EXERCISE TASK: Write out the listing below in full and exactly, leaving out every picture.

══════════════════════════════

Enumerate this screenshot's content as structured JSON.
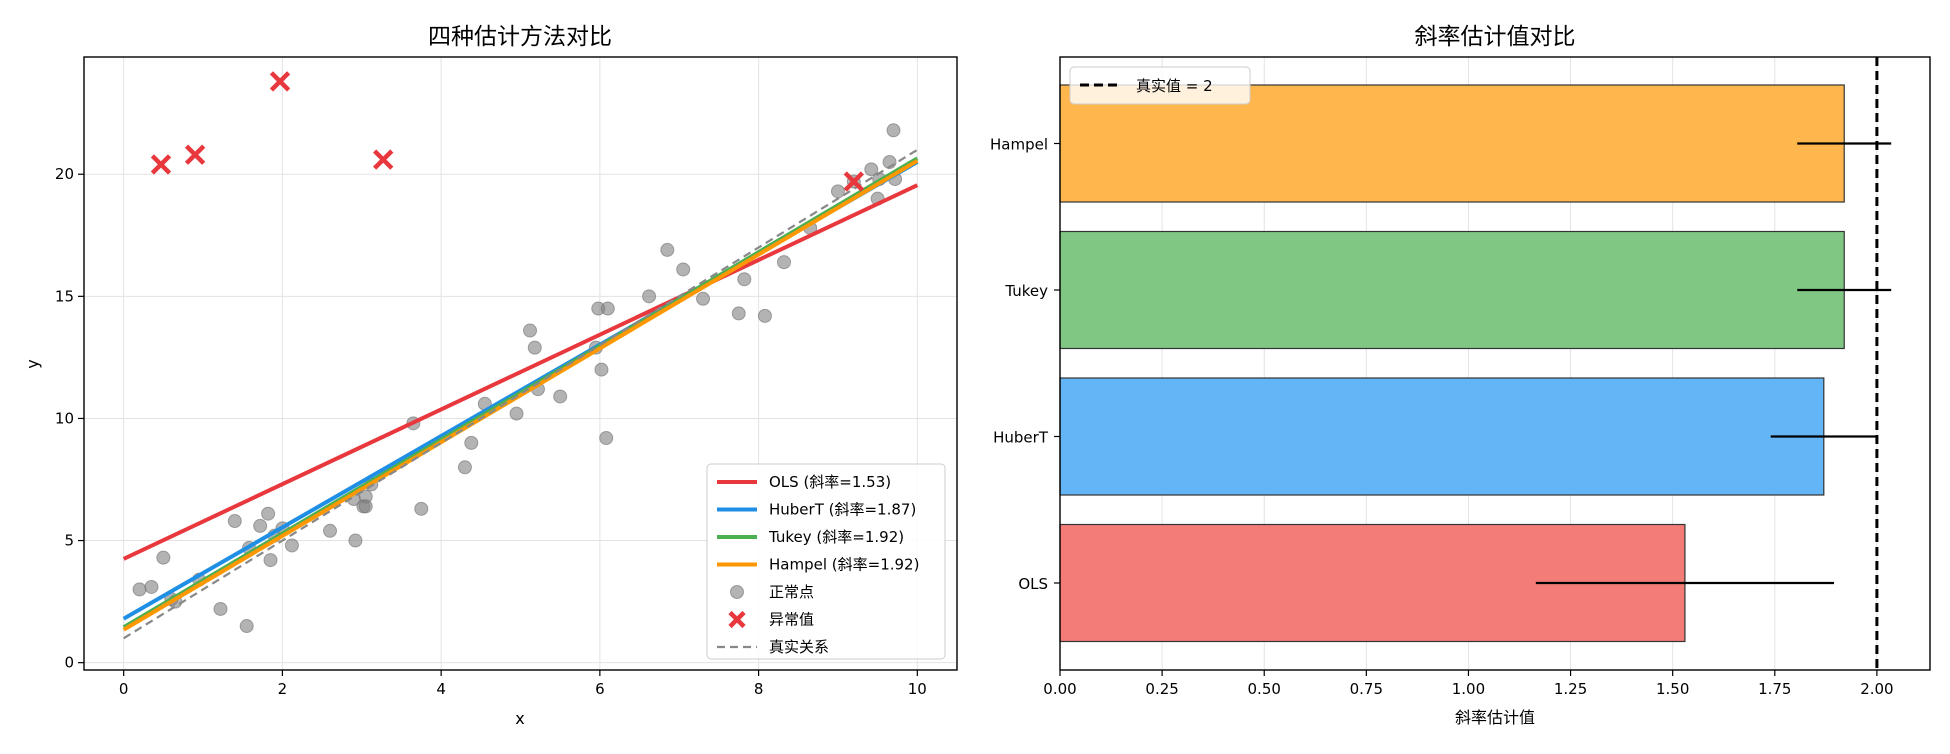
{
  "chart_data": [
    {
      "type": "scatter",
      "title": "四种估计方法对比",
      "xlabel": "x",
      "ylabel": "y",
      "xlim": [
        -0.5,
        10.5
      ],
      "ylim": [
        -0.3,
        24.8
      ],
      "xticks": [
        0,
        2,
        4,
        6,
        8,
        10
      ],
      "yticks": [
        0,
        5,
        10,
        15,
        20
      ],
      "grid": true,
      "legend_position": "bottom-right",
      "normal_points": {
        "name": "正常点",
        "color": "#808080",
        "x": [
          0.2,
          0.35,
          0.5,
          0.6,
          0.65,
          0.95,
          1.22,
          1.4,
          1.55,
          1.58,
          1.72,
          1.82,
          1.85,
          1.9,
          2.0,
          2.12,
          2.6,
          2.9,
          2.92,
          3.02,
          3.05,
          3.05,
          3.12,
          3.65,
          3.75,
          4.3,
          4.38,
          4.55,
          4.95,
          5.12,
          5.18,
          5.22,
          5.5,
          5.95,
          5.98,
          6.02,
          6.08,
          6.1,
          6.62,
          6.85,
          7.05,
          7.3,
          7.75,
          7.82,
          8.08,
          8.32,
          8.65,
          9.0,
          9.2,
          9.42,
          9.5,
          9.52,
          9.65,
          9.7,
          9.72
        ],
        "y": [
          3.0,
          3.1,
          4.3,
          2.6,
          2.5,
          3.4,
          2.2,
          5.8,
          1.5,
          4.7,
          5.6,
          6.1,
          4.2,
          5.2,
          5.5,
          4.8,
          5.4,
          6.7,
          5.0,
          6.4,
          6.8,
          6.4,
          7.3,
          9.8,
          6.3,
          8.0,
          9.0,
          10.6,
          10.2,
          13.6,
          12.9,
          11.2,
          10.9,
          12.9,
          14.5,
          12.0,
          9.2,
          14.5,
          15.0,
          16.9,
          16.1,
          14.9,
          14.3,
          15.7,
          14.2,
          16.4,
          17.8,
          19.3,
          19.7,
          20.2,
          19.0,
          19.8,
          20.5,
          21.8,
          19.8
        ]
      },
      "outliers": {
        "name": "异常值",
        "color": "#e8383d",
        "x": [
          0.47,
          0.9,
          1.97,
          3.27,
          9.2
        ],
        "y": [
          20.4,
          20.8,
          23.8,
          20.6,
          19.7
        ]
      },
      "lines": [
        {
          "name": "OLS (斜率=1.53)",
          "color": "#e8383d",
          "dashed": false,
          "intercept": 4.25,
          "slope": 1.53
        },
        {
          "name": "HuberT (斜率=1.87)",
          "color": "#1f8fe5",
          "dashed": false,
          "intercept": 1.8,
          "slope": 1.87
        },
        {
          "name": "Tukey (斜率=1.92)",
          "color": "#4caf50",
          "dashed": false,
          "intercept": 1.45,
          "slope": 1.92
        },
        {
          "name": "Hampel (斜率=1.92)",
          "color": "#ff9800",
          "dashed": false,
          "intercept": 1.35,
          "slope": 1.92
        },
        {
          "name": "真实关系",
          "color": "#888888",
          "dashed": true,
          "intercept": 1.0,
          "slope": 2.0
        }
      ],
      "legend_order": [
        "OLS (斜率=1.53)",
        "HuberT (斜率=1.87)",
        "Tukey (斜率=1.92)",
        "Hampel (斜率=1.92)",
        "正常点",
        "异常值",
        "真实关系"
      ]
    },
    {
      "type": "bar",
      "orientation": "horizontal",
      "title": "斜率估计值对比",
      "xlabel": "斜率估计值",
      "ylabel": "",
      "xlim": [
        0,
        2.13
      ],
      "xticks": [
        "0.00",
        "0.25",
        "0.50",
        "0.75",
        "1.00",
        "1.25",
        "1.50",
        "1.75",
        "2.00"
      ],
      "grid": true,
      "legend_position": "top-left",
      "categories": [
        "OLS",
        "HuberT",
        "Tukey",
        "Hampel"
      ],
      "values": [
        1.53,
        1.87,
        1.92,
        1.92
      ],
      "errors": [
        0.365,
        0.13,
        0.115,
        0.115
      ],
      "colors": [
        "#f47c76",
        "#64b5f6",
        "#81c784",
        "#ffb74d"
      ],
      "reference_line": {
        "value": 2,
        "label": "真实值 = 2"
      }
    }
  ]
}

══════════════════════════════

OUTPUT OF THE TASK:
Enumerate this screenshot's content as structured JSON.
{
  "chart_data": [
    {
      "type": "scatter",
      "title": "四种估计方法对比",
      "xlabel": "x",
      "ylabel": "y",
      "xlim": [
        -0.5,
        10.5
      ],
      "ylim": [
        -0.3,
        24.8
      ],
      "xticks": [
        0,
        2,
        4,
        6,
        8,
        10
      ],
      "yticks": [
        0,
        5,
        10,
        15,
        20
      ],
      "grid": true,
      "legend_position": "bottom-right",
      "normal_points": {
        "name": "正常点",
        "color": "#808080",
        "x": [
          0.2,
          0.35,
          0.5,
          0.6,
          0.65,
          0.95,
          1.22,
          1.4,
          1.55,
          1.58,
          1.72,
          1.82,
          1.85,
          1.9,
          2.0,
          2.12,
          2.6,
          2.9,
          2.92,
          3.02,
          3.05,
          3.05,
          3.12,
          3.65,
          3.75,
          4.3,
          4.38,
          4.55,
          4.95,
          5.12,
          5.18,
          5.22,
          5.5,
          5.95,
          5.98,
          6.02,
          6.08,
          6.1,
          6.62,
          6.85,
          7.05,
          7.3,
          7.75,
          7.82,
          8.08,
          8.32,
          8.65,
          9.0,
          9.2,
          9.42,
          9.5,
          9.52,
          9.65,
          9.7,
          9.72
        ],
        "y": [
          3.0,
          3.1,
          4.3,
          2.6,
          2.5,
          3.4,
          2.2,
          5.8,
          1.5,
          4.7,
          5.6,
          6.1,
          4.2,
          5.2,
          5.5,
          4.8,
          5.4,
          6.7,
          5.0,
          6.4,
          6.8,
          6.4,
          7.3,
          9.8,
          6.3,
          8.0,
          9.0,
          10.6,
          10.2,
          13.6,
          12.9,
          11.2,
          10.9,
          12.9,
          14.5,
          12.0,
          9.2,
          14.5,
          15.0,
          16.9,
          16.1,
          14.9,
          14.3,
          15.7,
          14.2,
          16.4,
          17.8,
          19.3,
          19.7,
          20.2,
          19.0,
          19.8,
          20.5,
          21.8,
          19.8
        ]
      },
      "outliers": {
        "name": "异常值",
        "color": "#e8383d",
        "x": [
          0.47,
          0.9,
          1.97,
          3.27,
          9.2
        ],
        "y": [
          20.4,
          20.8,
          23.8,
          20.6,
          19.7
        ]
      },
      "lines": [
        {
          "name": "OLS (斜率=1.53)",
          "color": "#e8383d",
          "dashed": false,
          "intercept": 4.25,
          "slope": 1.53
        },
        {
          "name": "HuberT (斜率=1.87)",
          "color": "#1f8fe5",
          "dashed": false,
          "intercept": 1.8,
          "slope": 1.87
        },
        {
          "name": "Tukey (斜率=1.92)",
          "color": "#4caf50",
          "dashed": false,
          "intercept": 1.45,
          "slope": 1.92
        },
        {
          "name": "Hampel (斜率=1.92)",
          "color": "#ff9800",
          "dashed": false,
          "intercept": 1.35,
          "slope": 1.92
        },
        {
          "name": "真实关系",
          "color": "#888888",
          "dashed": true,
          "intercept": 1.0,
          "slope": 2.0
        }
      ],
      "legend_order": [
        "OLS (斜率=1.53)",
        "HuberT (斜率=1.87)",
        "Tukey (斜率=1.92)",
        "Hampel (斜率=1.92)",
        "正常点",
        "异常值",
        "真实关系"
      ]
    },
    {
      "type": "bar",
      "orientation": "horizontal",
      "title": "斜率估计值对比",
      "xlabel": "斜率估计值",
      "ylabel": "",
      "xlim": [
        0,
        2.13
      ],
      "xticks": [
        "0.00",
        "0.25",
        "0.50",
        "0.75",
        "1.00",
        "1.25",
        "1.50",
        "1.75",
        "2.00"
      ],
      "grid": true,
      "legend_position": "top-left",
      "categories": [
        "OLS",
        "HuberT",
        "Tukey",
        "Hampel"
      ],
      "values": [
        1.53,
        1.87,
        1.92,
        1.92
      ],
      "errors": [
        0.365,
        0.13,
        0.115,
        0.115
      ],
      "colors": [
        "#f47c76",
        "#64b5f6",
        "#81c784",
        "#ffb74d"
      ],
      "reference_line": {
        "value": 2,
        "label": "真实值 = 2"
      }
    }
  ]
}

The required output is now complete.